Figure data in JSON:
===

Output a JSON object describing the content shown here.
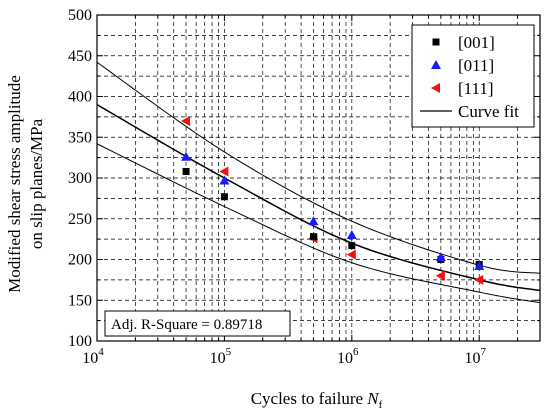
{
  "chart_data": {
    "type": "scatter",
    "xlabel": "Cycles to failure",
    "xlabel_var": "N",
    "xlabel_sub": "f",
    "ylabel_line1": "Modified shear stress amplitude",
    "ylabel_line2": "on slip planes/MPa",
    "x_scale": "log",
    "xlim": [
      10000,
      30000000
    ],
    "ylim": [
      100,
      500
    ],
    "x_ticks": [
      {
        "base": "10",
        "exp": "4",
        "value": 10000
      },
      {
        "base": "10",
        "exp": "5",
        "value": 100000
      },
      {
        "base": "10",
        "exp": "6",
        "value": 1000000
      },
      {
        "base": "10",
        "exp": "7",
        "value": 10000000
      }
    ],
    "y_ticks": [
      "100",
      "150",
      "200",
      "250",
      "300",
      "350",
      "400",
      "450",
      "500"
    ],
    "grid": true,
    "legend_position": "top-right",
    "series": [
      {
        "name": "[001]",
        "marker": "square",
        "color": "#000000",
        "points": [
          [
            50000,
            308
          ],
          [
            100000,
            277
          ],
          [
            500000,
            228
          ],
          [
            1000000,
            217
          ],
          [
            5000000,
            200
          ],
          [
            10000000,
            194
          ]
        ]
      },
      {
        "name": "[011]",
        "marker": "triangle-up",
        "color": "#1a1aff",
        "points": [
          [
            50000,
            326
          ],
          [
            100000,
            297
          ],
          [
            500000,
            247
          ],
          [
            1000000,
            230
          ],
          [
            5000000,
            203
          ],
          [
            10000000,
            192
          ]
        ]
      },
      {
        "name": "[111]",
        "marker": "triangle-left",
        "color": "#ee1111",
        "points": [
          [
            50000,
            370
          ],
          [
            100000,
            308
          ],
          [
            500000,
            226
          ],
          [
            1000000,
            206
          ],
          [
            5000000,
            180
          ],
          [
            10000000,
            175
          ]
        ]
      }
    ],
    "fit_curves": [
      {
        "name": "Curve fit",
        "points": [
          [
            10000,
            390
          ],
          [
            100000,
            300
          ],
          [
            1000000,
            220
          ],
          [
            10000000,
            175
          ],
          [
            30000000,
            162
          ]
        ]
      },
      {
        "points": [
          [
            10000,
            442
          ],
          [
            100000,
            332
          ],
          [
            1000000,
            247
          ],
          [
            10000000,
            193
          ],
          [
            30000000,
            183
          ]
        ]
      },
      {
        "points": [
          [
            10000,
            342
          ],
          [
            100000,
            265
          ],
          [
            1000000,
            196
          ],
          [
            10000000,
            160
          ],
          [
            30000000,
            147
          ]
        ]
      }
    ],
    "annotation": "Adj. R-Square = 0.89718"
  }
}
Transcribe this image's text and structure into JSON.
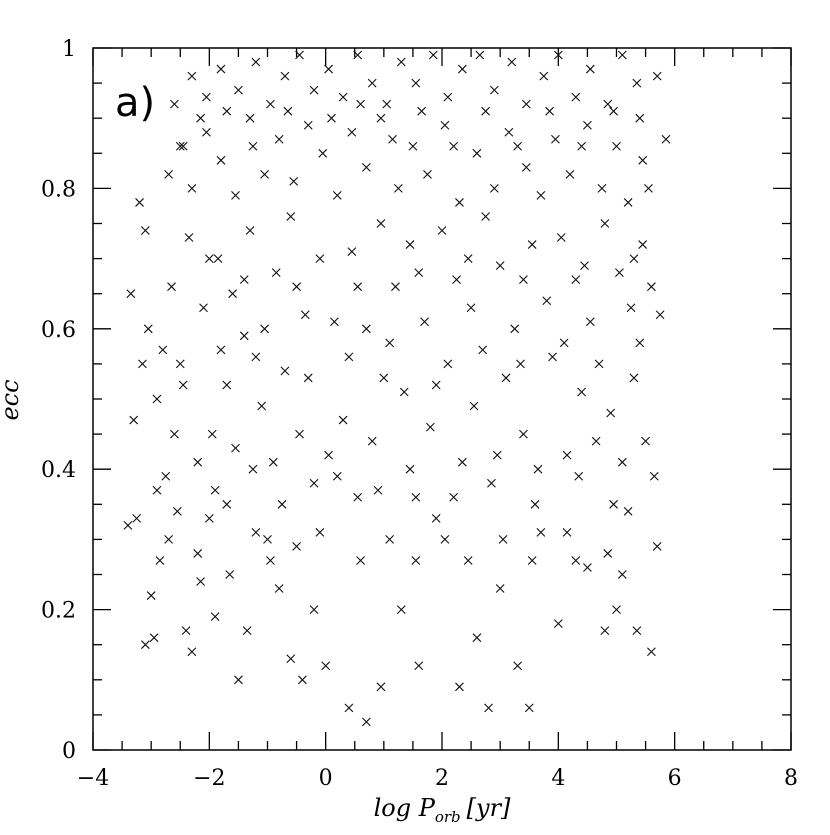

===

EXERCISE PROMPT: Identify lines with the string "name". Copy each one.

IN RESPONSE:
        "name": "[001]",
        "name": "[011]",
        "name": "[111]",
        "name": "Curve fit",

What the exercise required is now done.